*EXTRACT*:
* begin *

Watergen didn’t set out to save the world from its water problem; the company started by trying to make dehumidifiers more efficient and less power-hungry.
It was Michael Mirilashvili, an Israeli-Georgian businessman, who declared they were wasting this technology. Now president of Watergen, Mirilashvili realized these highly efficient polymers could be used to solve the world’s biggest problem and spent the past five years pivoting the company to producing water from the air for everyone.
Their system works, too. It works in areas of high humidity, such as Colombia and South Africa, but it also works in the driest of places, like Arizona in the U.S., where the average relative humidity is 38.5 percent.
Rutman says he believes mass use of atmospheric water generation is the future.
“Water is running out and we know that desalination is not the solution. It’s not just drinking water, it’s all the water used in industry, in agriculture. It can take 160 liters of water to make a pair of jeans, and 60 liters for a loaf of bread. All this water can be replaced by water produced from the air. I believe we’re less than ten years away from this point. Our pilot technology works, and it’ll work everywhere.”
Speaking of everywhere, we should also start thinking about portability.
Conventional water supply starts with a large centralized plant that distributes water to the population, but if a device were small enough to incorporate into a home, gaps in water supply could be plugged.
Make them even smaller and they could travel to all sorts of now-uninhabitable regions: the middle of the desert, the polar extremes, Mars?
Back down to Earth
Understandably, research institutes in the Middle East are particularly invested in this new type of technology. Many of the projects showing promise in the U.S. were funded by Saudi Arabia’s King Abdulaziz City for Science and Technology, including projects designed by Omar Yaghi, pioneer in the MOF space, and his teams.

* end *

*MATERIAL*:
* begin *

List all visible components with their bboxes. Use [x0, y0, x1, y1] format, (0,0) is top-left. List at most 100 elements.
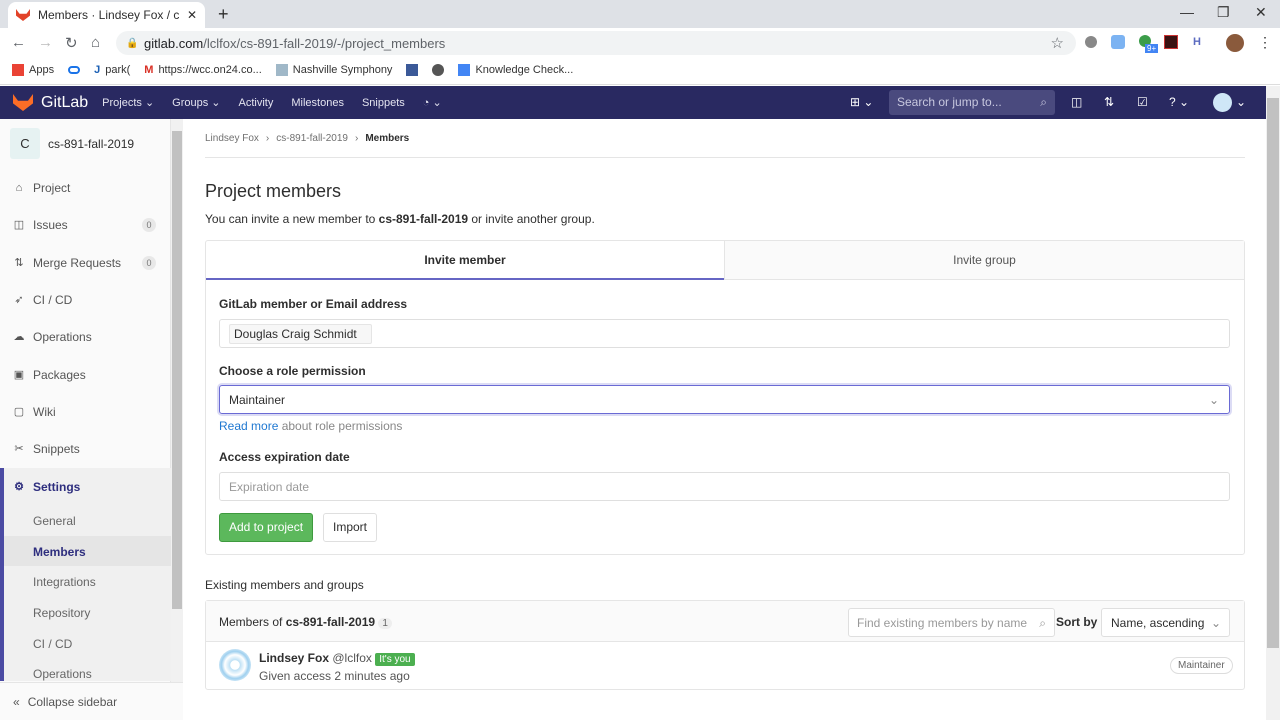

* end *

*PROBLEMS*:
A. Retype part of the Watergen article. Begin at the words "Speaking of everywhere, we" and stop after "and his teams.".
B. Write what comes next in the article on Watergen and drawing water from the air, picking up after its final sentence.
The lines that come after the Watergen article are separate material and have no connection to it.

*EXERCISE ANSWERS*:
A.
Speaking of everywhere, we should also start thinking about portability.
Conventional water supply starts with a large centralized plant that distributes water to the population, but if a device were small enough to incorporate into a home, gaps in water supply could be plugged.
Make them even smaller and they could travel to all sorts of now-uninhabitable regions: the middle of the desert, the polar extremes, Mars?
Back down to Earth
Understandably, research institutes in the Middle East are particularly invested in this new type of technology. Many of the projects showing promise in the U.S. were funded by Saudi Arabia’s King Abdulaziz City for Science and Technology, including projects designed by Omar Yaghi, pioneer in the MOF space, and his teams.

B.
Similar technology is behind an industry-funded project at Masdar City, a hub for sustainability research and innovation in the MENA, with whom Khalifa University does research.
“As freshwater scarcity is becoming a global challenge, a promising route to overcoming water shortage is to extract water from air with innovative atmospheric water production (AWG) technologies,” says Samuel Mao, director of Masdar Institute at Khalifa University. “KU’s research team at Masdar Institute is performing comprehensive assessment of different AWG approaches, and developing advanced technologies to enable water extraction from air with better energy efficiency and lower cost.”
Almost half of all people on Earth live in water-threatened conditions, with demand growing drastically, while supply remains constant, according to the World Health Organization.
The United Nations recognizes that access to clean water and sanitation is at the core of sustainable development, and ensuring access requires innovation. Atmospheric water generation could be the solution, and it’s already here.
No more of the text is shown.